[Dataset items]

▽

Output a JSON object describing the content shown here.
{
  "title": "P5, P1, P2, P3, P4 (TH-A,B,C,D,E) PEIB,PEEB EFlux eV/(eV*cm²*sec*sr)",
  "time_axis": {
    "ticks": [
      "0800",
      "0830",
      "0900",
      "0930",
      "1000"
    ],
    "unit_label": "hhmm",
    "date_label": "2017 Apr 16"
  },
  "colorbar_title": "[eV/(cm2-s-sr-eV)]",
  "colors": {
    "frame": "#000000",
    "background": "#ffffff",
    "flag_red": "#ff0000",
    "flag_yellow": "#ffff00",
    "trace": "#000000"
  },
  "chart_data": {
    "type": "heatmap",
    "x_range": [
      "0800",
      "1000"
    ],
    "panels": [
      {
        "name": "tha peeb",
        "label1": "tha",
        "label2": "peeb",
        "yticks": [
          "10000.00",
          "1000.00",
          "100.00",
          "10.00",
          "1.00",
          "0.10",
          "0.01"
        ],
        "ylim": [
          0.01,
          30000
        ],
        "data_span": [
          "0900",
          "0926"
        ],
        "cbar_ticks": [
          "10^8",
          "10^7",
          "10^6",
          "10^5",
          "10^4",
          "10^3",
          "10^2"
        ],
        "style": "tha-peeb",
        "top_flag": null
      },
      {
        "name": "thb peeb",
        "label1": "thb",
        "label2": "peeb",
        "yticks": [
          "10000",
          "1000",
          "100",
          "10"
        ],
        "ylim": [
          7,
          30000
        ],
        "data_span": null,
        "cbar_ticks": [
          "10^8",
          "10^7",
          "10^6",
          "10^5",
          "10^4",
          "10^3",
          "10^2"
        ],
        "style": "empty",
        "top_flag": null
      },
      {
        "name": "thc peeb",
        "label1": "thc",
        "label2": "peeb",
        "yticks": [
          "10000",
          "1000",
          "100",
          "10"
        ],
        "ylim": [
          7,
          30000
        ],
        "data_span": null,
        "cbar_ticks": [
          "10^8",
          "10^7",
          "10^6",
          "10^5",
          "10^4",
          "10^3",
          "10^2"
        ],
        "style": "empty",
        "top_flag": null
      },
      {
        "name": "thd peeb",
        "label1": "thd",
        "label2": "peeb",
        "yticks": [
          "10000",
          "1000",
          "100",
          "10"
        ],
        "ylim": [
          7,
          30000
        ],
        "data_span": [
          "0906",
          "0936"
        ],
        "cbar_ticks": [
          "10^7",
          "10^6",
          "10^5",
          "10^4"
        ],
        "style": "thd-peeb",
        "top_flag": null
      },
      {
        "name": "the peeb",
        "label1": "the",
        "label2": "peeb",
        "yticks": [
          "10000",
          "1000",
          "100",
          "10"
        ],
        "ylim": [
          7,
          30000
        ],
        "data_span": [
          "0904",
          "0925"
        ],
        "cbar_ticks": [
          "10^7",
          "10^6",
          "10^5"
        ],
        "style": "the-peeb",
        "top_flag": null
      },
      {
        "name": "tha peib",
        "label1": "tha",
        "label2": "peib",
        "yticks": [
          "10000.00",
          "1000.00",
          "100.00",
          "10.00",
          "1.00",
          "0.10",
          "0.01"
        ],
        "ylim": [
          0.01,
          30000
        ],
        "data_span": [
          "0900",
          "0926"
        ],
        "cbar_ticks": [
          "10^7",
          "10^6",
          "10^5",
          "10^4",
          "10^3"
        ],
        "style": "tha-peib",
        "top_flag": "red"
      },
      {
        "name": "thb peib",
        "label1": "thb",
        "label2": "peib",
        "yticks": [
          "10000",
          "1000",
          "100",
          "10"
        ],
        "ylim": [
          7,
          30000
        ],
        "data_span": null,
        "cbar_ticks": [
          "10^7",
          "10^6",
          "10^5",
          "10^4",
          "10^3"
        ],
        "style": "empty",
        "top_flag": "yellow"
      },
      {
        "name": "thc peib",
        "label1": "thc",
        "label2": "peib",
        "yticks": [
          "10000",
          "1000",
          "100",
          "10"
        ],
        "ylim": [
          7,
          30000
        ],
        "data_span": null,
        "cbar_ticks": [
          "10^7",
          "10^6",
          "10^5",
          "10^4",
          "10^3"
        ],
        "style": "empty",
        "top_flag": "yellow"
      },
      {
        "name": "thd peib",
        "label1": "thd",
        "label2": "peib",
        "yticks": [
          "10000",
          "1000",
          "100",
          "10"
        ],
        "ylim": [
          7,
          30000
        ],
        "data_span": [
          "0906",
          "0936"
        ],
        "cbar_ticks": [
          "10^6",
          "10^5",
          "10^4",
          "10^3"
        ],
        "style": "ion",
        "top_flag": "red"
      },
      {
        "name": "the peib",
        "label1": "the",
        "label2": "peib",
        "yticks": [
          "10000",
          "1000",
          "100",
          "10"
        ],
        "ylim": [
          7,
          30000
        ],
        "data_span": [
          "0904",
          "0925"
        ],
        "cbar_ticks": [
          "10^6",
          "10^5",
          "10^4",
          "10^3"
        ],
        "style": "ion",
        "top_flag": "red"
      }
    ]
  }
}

△

■ **Written request**:
Take the entries and copy them out exactly.

■ **Result for this exercise**:
Output a JSON object describing the content shown here.
{
  "title": "P5, P1, P2, P3, P4 (TH-A,B,C,D,E) PEIB,PEEB EFlux eV/(eV*cm²*sec*sr)",
  "time_axis": {
    "ticks": [
      "0800",
      "0830",
      "0900",
      "0930",
      "1000"
    ],
    "unit_label": "hhmm",
    "date_label": "2017 Apr 16"
  },
  "colorbar_title": "[eV/(cm2-s-sr-eV)]",
  "colors": {
    "frame": "#000000",
    "background": "#ffffff",
    "flag_red": "#ff0000",
    "flag_yellow": "#ffff00",
    "trace": "#000000"
  },
  "chart_data": {
    "type": "heatmap",
    "x_range": [
      "0800",
      "1000"
    ],
    "panels": [
      {
        "name": "tha peeb",
        "label1": "tha",
        "label2": "peeb",
        "yticks": [
          "10000.00",
          "1000.00",
          "100.00",
          "10.00",
          "1.00",
          "0.10",
          "0.01"
        ],
        "ylim": [
          0.01,
          30000
        ],
        "data_span": [
          "0900",
          "0926"
        ],
        "cbar_ticks": [
          "10^8",
          "10^7",
          "10^6",
          "10^5",
          "10^4",
          "10^3",
          "10^2"
        ],
        "style": "tha-peeb",
        "top_flag": null
      },
      {
        "name": "thb peeb",
        "label1": "thb",
        "label2": "peeb",
        "yticks": [
          "10000",
          "1000",
          "100",
          "10"
        ],
        "ylim": [
          7,
          30000
        ],
        "data_span": null,
        "cbar_ticks": [
          "10^8",
          "10^7",
          "10^6",
          "10^5",
          "10^4",
          "10^3",
          "10^2"
        ],
        "style": "empty",
        "top_flag": null
      },
      {
        "name": "thc peeb",
        "label1": "thc",
        "label2": "peeb",
        "yticks": [
          "10000",
          "1000",
          "100",
          "10"
        ],
        "ylim": [
          7,
          30000
        ],
        "data_span": null,
        "cbar_ticks": [
          "10^8",
          "10^7",
          "10^6",
          "10^5",
          "10^4",
          "10^3",
          "10^2"
        ],
        "style": "empty",
        "top_flag": null
      },
      {
        "name": "thd peeb",
        "label1": "thd",
        "label2": "peeb",
        "yticks": [
          "10000",
          "1000",
          "100",
          "10"
        ],
        "ylim": [
          7,
          30000
        ],
        "data_span": [
          "0906",
          "0936"
        ],
        "cbar_ticks": [
          "10^7",
          "10^6",
          "10^5",
          "10^4"
        ],
        "style": "thd-peeb",
        "top_flag": null
      },
      {
        "name": "the peeb",
        "label1": "the",
        "label2": "peeb",
        "yticks": [
          "10000",
          "1000",
          "100",
          "10"
        ],
        "ylim": [
          7,
          30000
        ],
        "data_span": [
          "0904",
          "0925"
        ],
        "cbar_ticks": [
          "10^7",
          "10^6",
          "10^5"
        ],
        "style": "the-peeb",
        "top_flag": null
      },
      {
        "name": "tha peib",
        "label1": "tha",
        "label2": "peib",
        "yticks": [
          "10000.00",
          "1000.00",
          "100.00",
          "10.00",
          "1.00",
          "0.10",
          "0.01"
        ],
        "ylim": [
          0.01,
          30000
        ],
        "data_span": [
          "0900",
          "0926"
        ],
        "cbar_ticks": [
          "10^7",
          "10^6",
          "10^5",
          "10^4",
          "10^3"
        ],
        "style": "tha-peib",
        "top_flag": "red"
      },
      {
        "name": "thb peib",
        "label1": "thb",
        "label2": "peib",
        "yticks": [
          "10000",
          "1000",
          "100",
          "10"
        ],
        "ylim": [
          7,
          30000
        ],
        "data_span": null,
        "cbar_ticks": [
          "10^7",
          "10^6",
          "10^5",
          "10^4",
          "10^3"
        ],
        "style": "empty",
        "top_flag": "yellow"
      },
      {
        "name": "thc peib",
        "label1": "thc",
        "label2": "peib",
        "yticks": [
          "10000",
          "1000",
          "100",
          "10"
        ],
        "ylim": [
          7,
          30000
        ],
        "data_span": null,
        "cbar_ticks": [
          "10^7",
          "10^6",
          "10^5",
          "10^4",
          "10^3"
        ],
        "style": "empty",
        "top_flag": "yellow"
      },
      {
        "name": "thd peib",
        "label1": "thd",
        "label2": "peib",
        "yticks": [
          "10000",
          "1000",
          "100",
          "10"
        ],
        "ylim": [
          7,
          30000
        ],
        "data_span": [
          "0906",
          "0936"
        ],
        "cbar_ticks": [
          "10^6",
          "10^5",
          "10^4",
          "10^3"
        ],
        "style": "ion",
        "top_flag": "red"
      },
      {
        "name": "the peib",
        "label1": "the",
        "label2": "peib",
        "yticks": [
          "10000",
          "1000",
          "100",
          "10"
        ],
        "ylim": [
          7,
          30000
        ],
        "data_span": [
          "0904",
          "0925"
        ],
        "cbar_ticks": [
          "10^6",
          "10^5",
          "10^4",
          "10^3"
        ],
        "style": "ion",
        "top_flag": "red"
      }
    ]
  }
}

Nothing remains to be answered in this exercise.